## begin
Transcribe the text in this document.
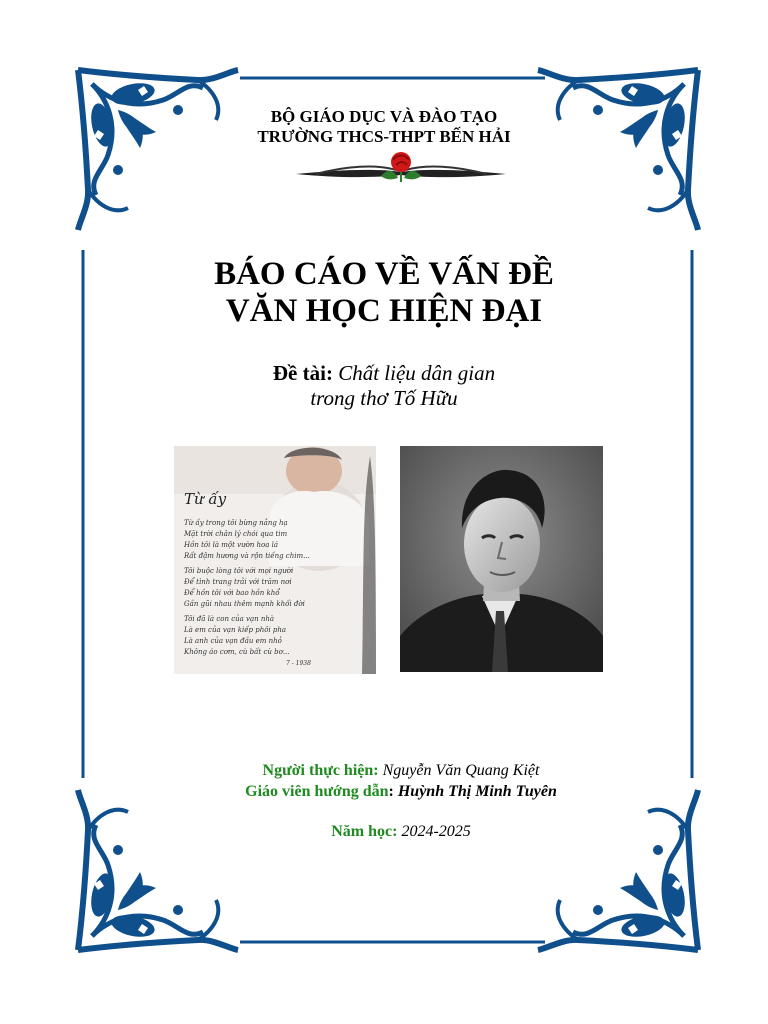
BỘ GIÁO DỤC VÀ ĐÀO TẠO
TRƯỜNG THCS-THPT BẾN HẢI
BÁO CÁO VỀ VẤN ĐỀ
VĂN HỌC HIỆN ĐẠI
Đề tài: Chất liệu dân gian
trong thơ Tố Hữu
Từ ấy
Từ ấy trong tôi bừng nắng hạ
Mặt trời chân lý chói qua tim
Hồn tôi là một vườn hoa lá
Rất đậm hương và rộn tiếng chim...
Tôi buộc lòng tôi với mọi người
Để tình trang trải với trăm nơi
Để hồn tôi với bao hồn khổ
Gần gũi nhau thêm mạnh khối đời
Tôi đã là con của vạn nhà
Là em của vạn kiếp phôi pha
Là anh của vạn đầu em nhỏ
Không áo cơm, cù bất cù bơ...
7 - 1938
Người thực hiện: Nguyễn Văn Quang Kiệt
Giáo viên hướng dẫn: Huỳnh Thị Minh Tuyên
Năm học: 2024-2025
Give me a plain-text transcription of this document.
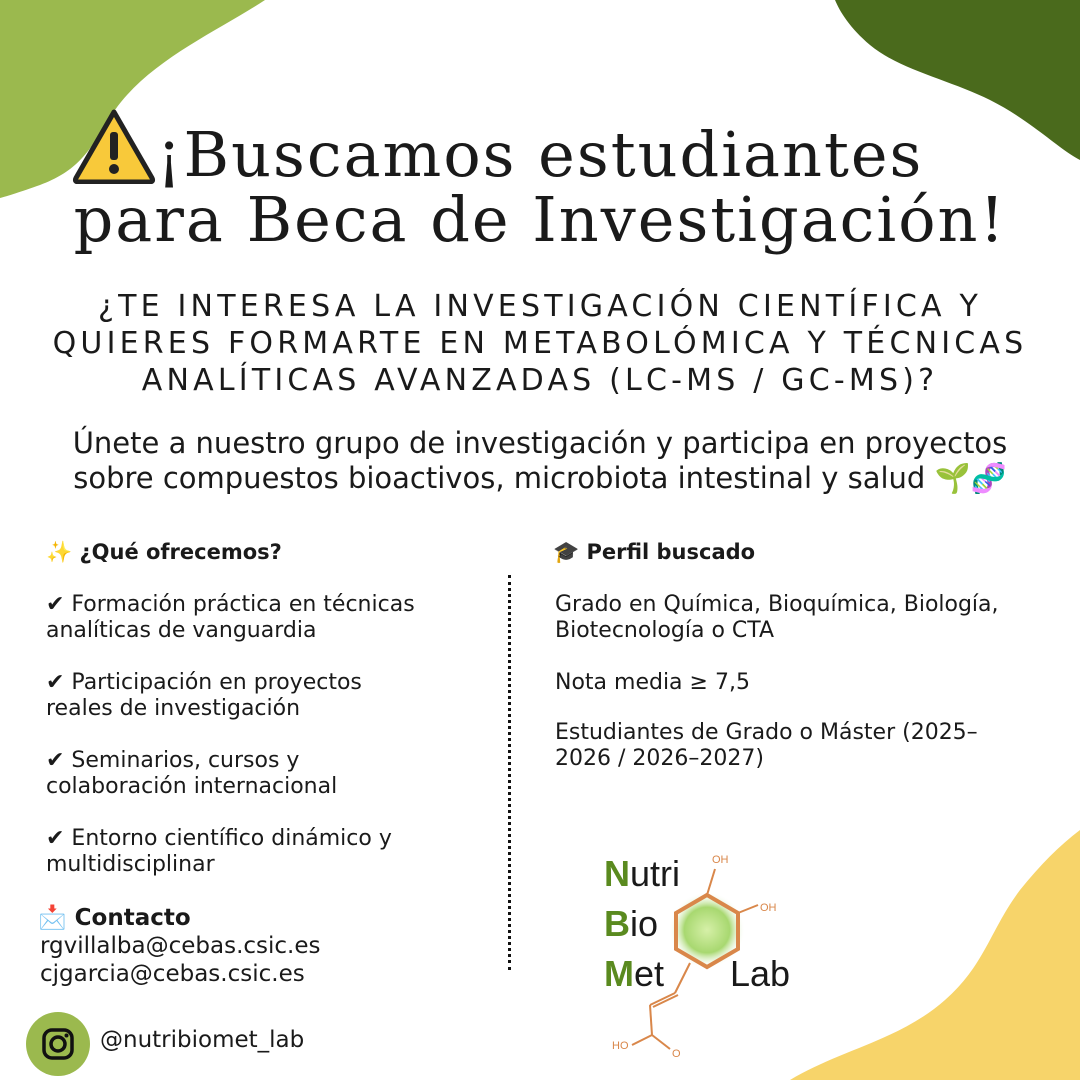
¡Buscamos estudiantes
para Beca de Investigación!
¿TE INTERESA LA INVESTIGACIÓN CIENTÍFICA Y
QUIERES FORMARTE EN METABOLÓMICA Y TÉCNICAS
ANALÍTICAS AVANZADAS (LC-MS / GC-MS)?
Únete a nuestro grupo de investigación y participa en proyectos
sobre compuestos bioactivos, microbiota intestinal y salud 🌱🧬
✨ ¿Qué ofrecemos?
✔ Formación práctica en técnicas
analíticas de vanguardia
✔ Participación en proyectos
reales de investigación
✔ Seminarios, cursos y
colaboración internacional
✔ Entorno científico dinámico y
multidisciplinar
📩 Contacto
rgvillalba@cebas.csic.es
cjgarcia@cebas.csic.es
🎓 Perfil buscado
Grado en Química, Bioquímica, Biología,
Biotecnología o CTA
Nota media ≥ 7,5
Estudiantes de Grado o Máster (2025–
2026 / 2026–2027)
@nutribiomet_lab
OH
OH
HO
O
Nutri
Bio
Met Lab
## end
### Task brief:
Output the material word for word, omitting its pictures.

### Task result:
Transcribe the text in this document.
BỘ GIÁO DỤC VÀ ĐÀO TẠO
TRƯỜNG THCS-THPT BẾN HẢI
BÁO CÁO VỀ VẤN ĐỀ
VĂN HỌC HIỆN ĐẠI
Đề tài: Chất liệu dân gian
trong thơ Tố Hữu
Từ ấy
Từ ấy trong tôi bừng nắng hạ
Mặt trời chân lý chói qua tim
Hồn tôi là một vườn hoa lá
Rất đậm hương và rộn tiếng chim...
Tôi buộc lòng tôi với mọi người
Để tình trang trải với trăm nơi
Để hồn tôi với bao hồn khổ
Gần gũi nhau thêm mạnh khối đời
Tôi đã là con của vạn nhà
Là em của vạn kiếp phôi pha
Là anh của vạn đầu em nhỏ
Không áo cơm, cù bất cù bơ...
7 - 1938
Người thực hiện: Nguyễn Văn Quang Kiệt
Giáo viên hướng dẫn: Huỳnh Thị Minh Tuyên
Năm học: 2024-2025
Give me a plain-text transcription of this document.
¡Buscamos estudiantes
para Beca de Investigación!
¿TE INTERESA LA INVESTIGACIÓN CIENTÍFICA Y
QUIERES FORMARTE EN METABOLÓMICA Y TÉCNICAS
ANALÍTICAS AVANZADAS (LC-MS / GC-MS)?
Únete a nuestro grupo de investigación y participa en proyectos
sobre compuestos bioactivos, microbiota intestinal y salud 🌱🧬
✨ ¿Qué ofrecemos?
✔ Formación práctica en técnicas
analíticas de vanguardia
✔ Participación en proyectos
reales de investigación
✔ Seminarios, cursos y
colaboración internacional
✔ Entorno científico dinámico y
multidisciplinar
📩 Contacto
rgvillalba@cebas.csic.es
cjgarcia@cebas.csic.es
🎓 Perfil buscado
Grado en Química, Bioquímica, Biología,
Biotecnología o CTA
Nota media ≥ 7,5
Estudiantes de Grado o Máster (2025–
2026 / 2026–2027)
@nutribiomet_lab
OH
OH
HO
O
Nutri
Bio
Met Lab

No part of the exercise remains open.